▶ _Job_: Make an exact copy of the data below, leaving out every picture.

----------------

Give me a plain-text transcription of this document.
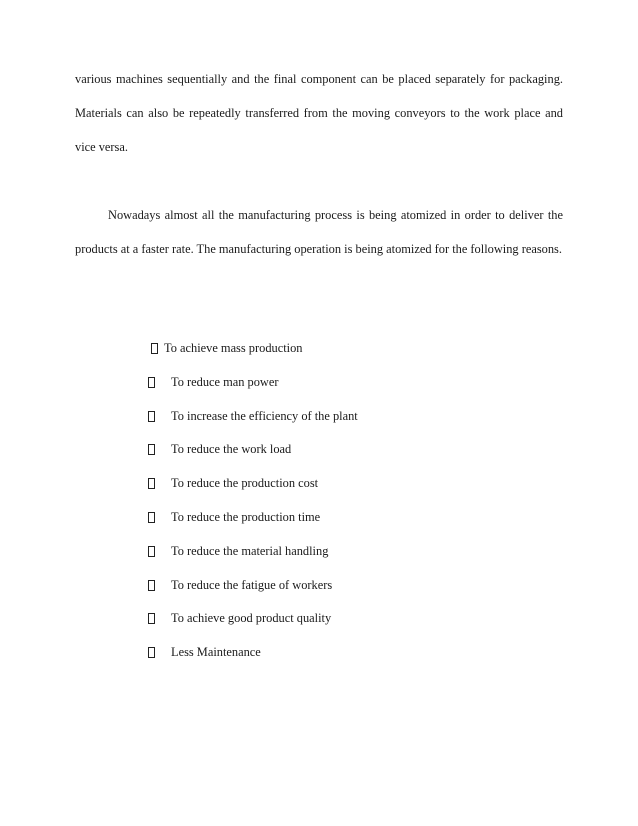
various machines sequentially and the final component can be placed separately for packaging. Materials can also be repeatedly transferred from the moving conveyors to the work place and vice versa.

Nowadays almost all the manufacturing process is being atomized in order to deliver the products at a faster rate. The manufacturing operation is being atomized for the following reasons.

To achieve mass production
To reduce man power
To increase the efficiency of the plant
To reduce the work load
To reduce the production cost
To reduce the production time
To reduce the material handling
To reduce the fatigue of workers
To achieve good product quality
Less Maintenance
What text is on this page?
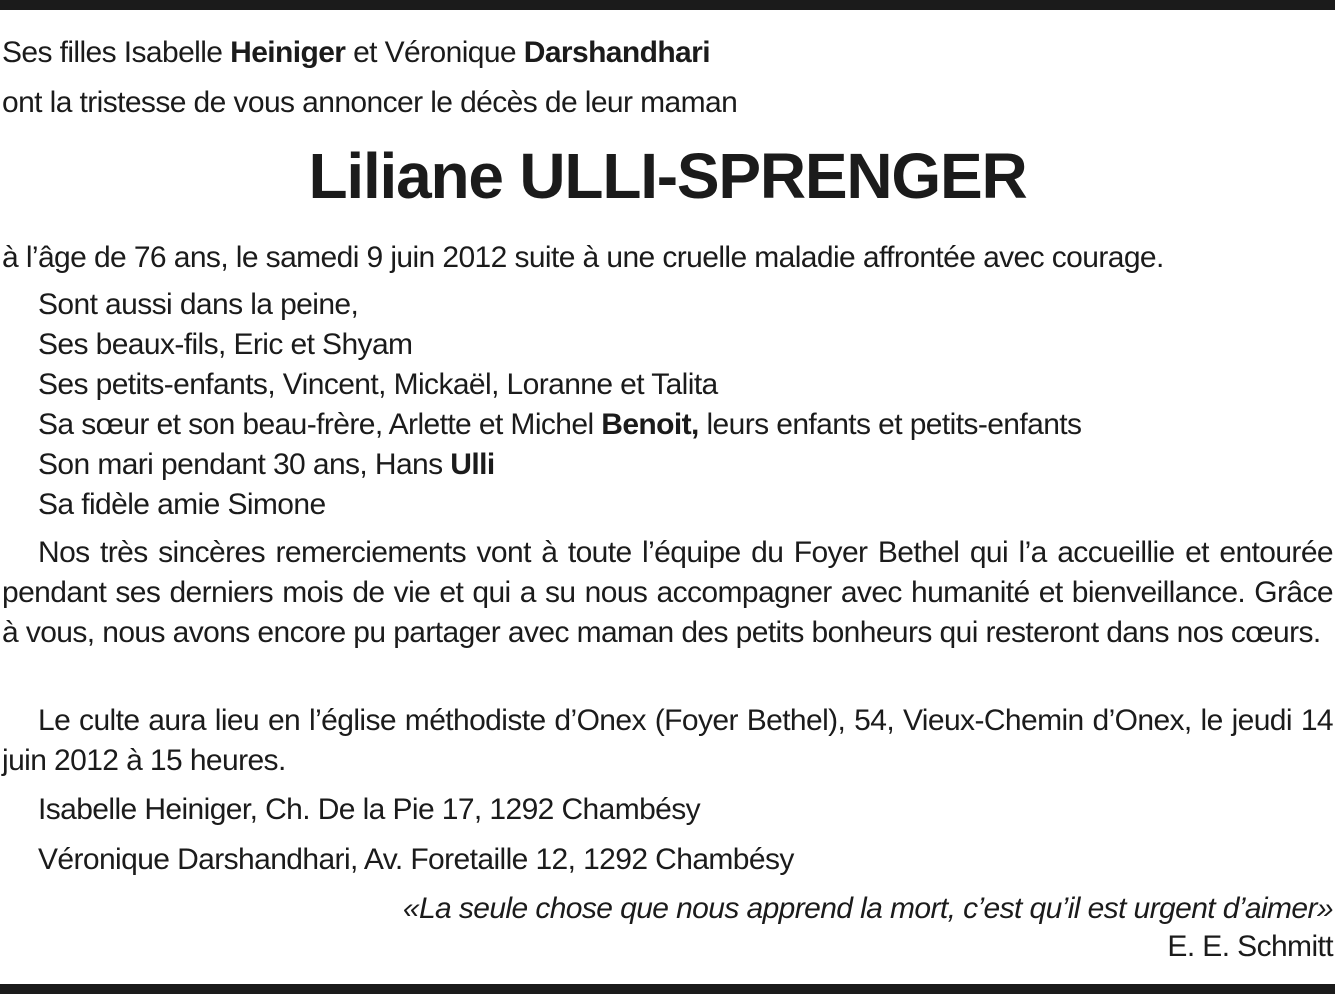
Ses filles Isabelle Heiniger et Véronique Darshandhari
ont la tristesse de vous annoncer le décès de leur maman
Liliane ULLI-SPRENGER
à l’âge de 76 ans, le samedi 9 juin 2012 suite à une cruelle maladie affrontée avec courage.
Sont aussi dans la peine,
Ses beaux-fils, Eric et Shyam
Ses petits-enfants, Vincent, Mickaël, Loranne et Talita
Sa sœur et son beau-frère, Arlette et Michel Benoit, leurs enfants et petits-enfants
Son mari pendant 30 ans, Hans Ulli
Sa fidèle amie Simone
Nos très sincères remerciements vont à toute l’équipe du Foyer Bethel qui l’a accueillie et entourée pendant ses derniers mois de vie et qui a su nous accompagner avec humanité et bienveillance. Grâce à vous, nous avons encore pu partager avec maman des petits bonheurs qui resteront dans nos cœurs.
Le culte aura lieu en l’église méthodiste d’Onex (Foyer Bethel), 54, Vieux-Chemin d’Onex, le jeudi 14 juin 2012 à 15 heures.
Isabelle Heiniger, Ch. De la Pie 17, 1292 Chambésy
Véronique Darshandhari, Av. Foretaille 12, 1292 Chambésy
«La seule chose que nous apprend la mort, c’est qu’il est urgent d’aimer»
E. E. Schmitt
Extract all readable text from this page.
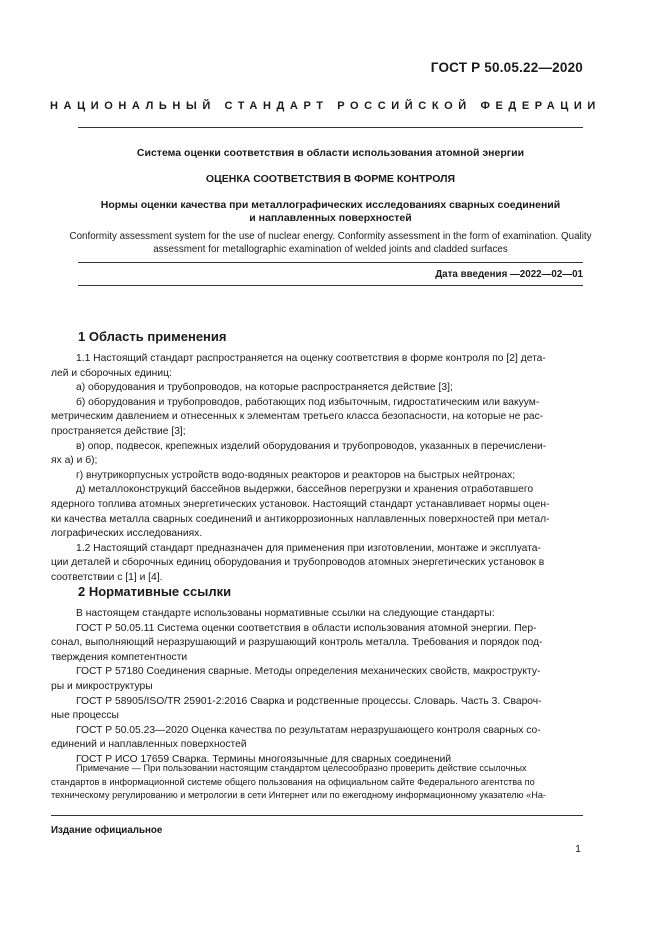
ГОСТ Р 50.05.22—2020
НАЦИОНАЛЬНЫЙ СТАНДАРТ РОССИЙСКОЙ ФЕДЕРАЦИИ
Система оценки соответствия в области использования атомной энергии
ОЦЕНКА СООТВЕТСТВИЯ В ФОРМЕ КОНТРОЛЯ
Нормы оценки качества при металлографических исследованиях сварных соединений
и наплавленных поверхностей
Conformity assessment system for the use of nuclear energy. Conformity assessment in the form of examination. Quality
assessment for metallographic examination of welded joints and cladded surfaces
Дата введения —2022—02—01
1 Область применения

1.1 Настоящий стандарт распространяется на оценку соответствия в форме контроля по [2] дета-

лей и сборочных единиц:

а) оборудования и трубопроводов, на которые распространяется действие [3];

б) оборудования и трубопроводов, работающих под избыточным, гидростатическим или вакуум-

метрическим давлением и отнесенных к элементам третьего класса безопасности, на которые не рас-

пространяется действие [3];

в) опор, подвесок, крепежных изделий оборудования и трубопроводов, указанных в перечислени-

ях а) и б);

г) внутрикорпусных устройств водо-водяных реакторов и реакторов на быстрых нейтронах;

д) металлоконструкций бассейнов выдержки, бассейнов перегрузки и хранения отработавшего

ядерного топлива атомных энергетических установок. Настоящий стандарт устанавливает нормы оцен-

ки качества металла сварных соединений и антикоррозионных наплавленных поверхностей при метал-

лографических исследованиях.

1.2 Настоящий стандарт предназначен для применения при изготовлении, монтаже и эксплуата-

ции деталей и сборочных единиц оборудования и трубопроводов атомных энергетических установок в

соответствии с [1] и [4].

2 Нормативные ссылки

В настоящем стандарте использованы нормативные ссылки на следующие стандарты:

ГОСТ Р 50.05.11 Система оценки соответствия в области использования атомной энергии. Пер-

сонал, выполняющий неразрушающий и разрушающий контроль металла. Требования и порядок под-

тверждения компетентности

ГОСТ Р 57180 Соединения сварные. Методы определения механических свойств, макрострукту-

ры и микроструктуры

ГОСТ Р 58905/ISO/TR 25901-2:2016 Сварка и родственные процессы. Словарь. Часть 3. Свароч-

ные процессы

ГОСТ Р 50.05.23—2020 Оценка качества по результатам неразрушающего контроля сварных со-

единений и наплавленных поверхностей

ГОСТ Р ИСО 17659 Сварка. Термины многоязычные для сварных соединений

Примечание — При пользовании настоящим стандартом целесообразно проверить действие ссылочных

стандартов в информационной системе общего пользования на официальном сайте Федерального агентства по

техническому регулированию и метрологии в сети Интернет или по ежегодному информационному указателю «На-

Издание официальное
1
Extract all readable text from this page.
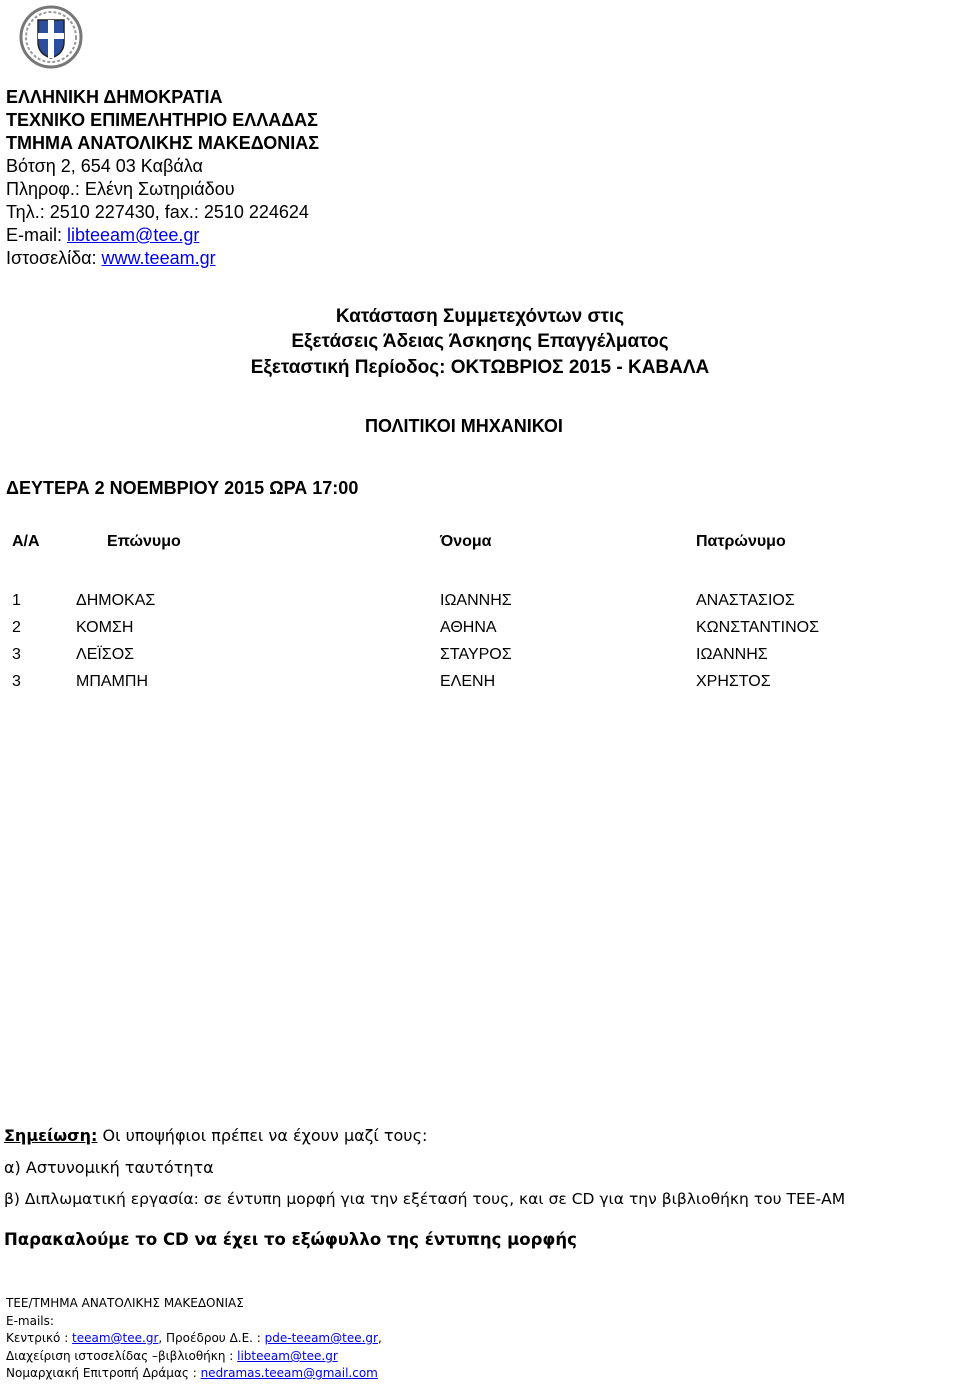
ΕΛΛΗΝΙΚΗ ΔΗΜΟΚΡΑΤΙΑ
ΤΕΧΝΙΚΟ ΕΠΙΜΕΛΗΤΗΡΙΟ ΕΛΛΑΔΑΣ
ΤΜΗΜΑ ΑΝΑΤΟΛΙΚΗΣ ΜΑΚΕΔΟΝΙΑΣ
Βότση 2, 654 03 Καβάλα
Πληροφ.: Ελένη Σωτηριάδου
Τηλ.: 2510 227430, fax.: 2510 224624
E-mail: libteeam@tee.gr
Ιστοσελίδα: www.teeam.gr
Κατάσταση Συμμετεχόντων στις
Εξετάσεις Άδειας Άσκησης Επαγγέλματος
Εξεταστική Περίοδος: ΟΚΤΩΒΡΙΟΣ 2015 - ΚΑΒΑΛΑ
ΠΟΛΙΤΙΚΟΙ ΜΗΧΑΝΙΚΟΙ
ΔΕΥΤΕΡΑ 2 ΝΟΕΜΒΡΙΟΥ 2015 ΩΡΑ 17:00
Α/Α	Επώνυμο	Όνομα	Πατρώνυμο
1	ΔΗΜΟΚΑΣ	ΙΩΑΝΝΗΣ	ΑΝΑΣΤΑΣΙΟΣ
2	ΚΟΜΣΗ	ΑΘΗΝΑ	ΚΩΝΣΤΑΝΤΙΝΟΣ
3	ΛΕΪΣΟΣ	ΣΤΑΥΡΟΣ	ΙΩΑΝΝΗΣ
3	ΜΠΑΜΠΗ	ΕΛΕΝΗ	ΧΡΗΣΤΟΣ
Σημείωση: Οι υποψήφιοι πρέπει να έχουν μαζί τους:
α) Αστυνομική ταυτότητα
β) Διπλωματική εργασία: σε έντυπη μορφή για την εξέτασή τους, και σε CD για την βιβλιοθήκη του ΤΕΕ-ΑΜ
Παρακαλούμε το CD να έχει το εξώφυλλο της έντυπης μορφής
ΤΕΕ/ΤΜΗΜΑ ΑΝΑΤΟΛΙΚΗΣ ΜΑΚΕΔΟΝΙΑΣ
E-mails:
Κεντρικό : teeam@tee.gr, Προέδρου Δ.Ε. : pde-teeam@tee.gr,
Διαχείριση ιστοσελίδας –βιβλιοθήκη : libteeam@tee.gr
Νομαρχιακή Επιτροπή Δράμας : nedramas.teeam@gmail.com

----------------

▶ _Answer for the task_:
Give me a plain-text transcription of this document.
various machines sequentially and the final component can be placed separately for packaging. Materials can also be repeatedly transferred from the moving conveyors to the work place and vice versa.

Nowadays almost all the manufacturing process is being atomized in order to deliver the products at a faster rate. The manufacturing operation is being atomized for the following reasons.

To achieve mass production
To reduce man power
To increase the efficiency of the plant
To reduce the work load
To reduce the production cost
To reduce the production time
To reduce the material handling
To reduce the fatigue of workers
To achieve good product quality
Less Maintenance
What text is on this page?
Ses filles Isabelle Heiniger et Véronique Darshandhari
ont la tristesse de vous annoncer le décès de leur maman
Liliane ULLI-SPRENGER
à l’âge de 76 ans, le samedi 9 juin 2012 suite à une cruelle maladie affrontée avec courage.
Sont aussi dans la peine,
Ses beaux-fils, Eric et Shyam
Ses petits-enfants, Vincent, Mickaël, Loranne et Talita
Sa sœur et son beau-frère, Arlette et Michel Benoit, leurs enfants et petits-enfants
Son mari pendant 30 ans, Hans Ulli
Sa fidèle amie Simone
Nos très sincères remerciements vont à toute l’équipe du Foyer Bethel qui l’a accueillie et entourée pendant ses derniers mois de vie et qui a su nous accompagner avec humanité et bienveillance. Grâce à vous, nous avons encore pu partager avec maman des petits bonheurs qui resteront dans nos cœurs.
Le culte aura lieu en l’église méthodiste d’Onex (Foyer Bethel), 54, Vieux-Chemin d’Onex, le jeudi 14 juin 2012 à 15 heures.
Isabelle Heiniger, Ch. De la Pie 17, 1292 Chambésy
Véronique Darshandhari, Av. Foretaille 12, 1292 Chambésy
«La seule chose que nous apprend la mort, c’est qu’il est urgent d’aimer»
E. E. Schmitt
Extract all readable text from this page.
ГОСТ Р 50.05.22—2020
НАЦИОНАЛЬНЫЙ СТАНДАРТ РОССИЙСКОЙ ФЕДЕРАЦИИ
Система оценки соответствия в области использования атомной энергии
ОЦЕНКА СООТВЕТСТВИЯ В ФОРМЕ КОНТРОЛЯ
Нормы оценки качества при металлографических исследованиях сварных соединений
и наплавленных поверхностей
Conformity assessment system for the use of nuclear energy. Conformity assessment in the form of examination. Quality
assessment for metallographic examination of welded joints and cladded surfaces
Дата введения —2022—02—01
1 Область применения

1.1 Настоящий стандарт распространяется на оценку соответствия в форме контроля по [2] дета-

лей и сборочных единиц:

а) оборудования и трубопроводов, на которые распространяется действие [3];

б) оборудования и трубопроводов, работающих под избыточным, гидростатическим или вакуум-

метрическим давлением и отнесенных к элементам третьего класса безопасности, на которые не рас-

пространяется действие [3];

в) опор, подвесок, крепежных изделий оборудования и трубопроводов, указанных в перечислени-

ях а) и б);

г) внутрикорпусных устройств водо-водяных реакторов и реакторов на быстрых нейтронах;

д) металлоконструкций бассейнов выдержки, бассейнов перегрузки и хранения отработавшего

ядерного топлива атомных энергетических установок. Настоящий стандарт устанавливает нормы оцен-

ки качества металла сварных соединений и антикоррозионных наплавленных поверхностей при метал-

лографических исследованиях.

1.2 Настоящий стандарт предназначен для применения при изготовлении, монтаже и эксплуата-

ции деталей и сборочных единиц оборудования и трубопроводов атомных энергетических установок в

соответствии с [1] и [4].

2 Нормативные ссылки

В настоящем стандарте использованы нормативные ссылки на следующие стандарты:

ГОСТ Р 50.05.11 Система оценки соответствия в области использования атомной энергии. Пер-

сонал, выполняющий неразрушающий и разрушающий контроль металла. Требования и порядок под-

тверждения компетентности

ГОСТ Р 57180 Соединения сварные. Методы определения механических свойств, макрострукту-

ры и микроструктуры

ГОСТ Р 58905/ISO/TR 25901-2:2016 Сварка и родственные процессы. Словарь. Часть 3. Свароч-

ные процессы

ГОСТ Р 50.05.23—2020 Оценка качества по результатам неразрушающего контроля сварных со-

единений и наплавленных поверхностей

ГОСТ Р ИСО 17659 Сварка. Термины многоязычные для сварных соединений

Примечание — При пользовании настоящим стандартом целесообразно проверить действие ссылочных

стандартов в информационной системе общего пользования на официальном сайте Федерального агентства по

техническому регулированию и метрологии в сети Интернет или по ежегодному информационному указателю «На-

Издание официальное
1
Extract all readable text from this page.
ΕΛΛΗΝΙΚΗ ΔΗΜΟΚΡΑΤΙΑ
ΤΕΧΝΙΚΟ ΕΠΙΜΕΛΗΤΗΡΙΟ ΕΛΛΑΔΑΣ
ΤΜΗΜΑ ΑΝΑΤΟΛΙΚΗΣ ΜΑΚΕΔΟΝΙΑΣ
Βότση 2, 654 03 Καβάλα
Πληροφ.: Ελένη Σωτηριάδου
Τηλ.: 2510 227430, fax.: 2510 224624
E-mail: libteeam@tee.gr
Ιστοσελίδα: www.teeam.gr
Κατάσταση Συμμετεχόντων στις
Εξετάσεις Άδειας Άσκησης Επαγγέλματος
Εξεταστική Περίοδος: ΟΚΤΩΒΡΙΟΣ 2015 - ΚΑΒΑΛΑ
ΠΟΛΙΤΙΚΟΙ ΜΗΧΑΝΙΚΟΙ
ΔΕΥΤΕΡΑ 2 ΝΟΕΜΒΡΙΟΥ 2015 ΩΡΑ 17:00
Α/Α	Επώνυμο	Όνομα	Πατρώνυμο
1	ΔΗΜΟΚΑΣ	ΙΩΑΝΝΗΣ	ΑΝΑΣΤΑΣΙΟΣ
2	ΚΟΜΣΗ	ΑΘΗΝΑ	ΚΩΝΣΤΑΝΤΙΝΟΣ
3	ΛΕΪΣΟΣ	ΣΤΑΥΡΟΣ	ΙΩΑΝΝΗΣ
3	ΜΠΑΜΠΗ	ΕΛΕΝΗ	ΧΡΗΣΤΟΣ
Σημείωση: Οι υποψήφιοι πρέπει να έχουν μαζί τους:
α) Αστυνομική ταυτότητα
β) Διπλωματική εργασία: σε έντυπη μορφή για την εξέτασή τους, και σε CD για την βιβλιοθήκη του ΤΕΕ-ΑΜ
Παρακαλούμε το CD να έχει το εξώφυλλο της έντυπης μορφής
ΤΕΕ/ΤΜΗΜΑ ΑΝΑΤΟΛΙΚΗΣ ΜΑΚΕΔΟΝΙΑΣ
E-mails:
Κεντρικό : teeam@tee.gr, Προέδρου Δ.Ε. : pde-teeam@tee.gr,
Διαχείριση ιστοσελίδας –βιβλιοθήκη : libteeam@tee.gr
Νομαρχιακή Επιτροπή Δράμας : nedramas.teeam@gmail.com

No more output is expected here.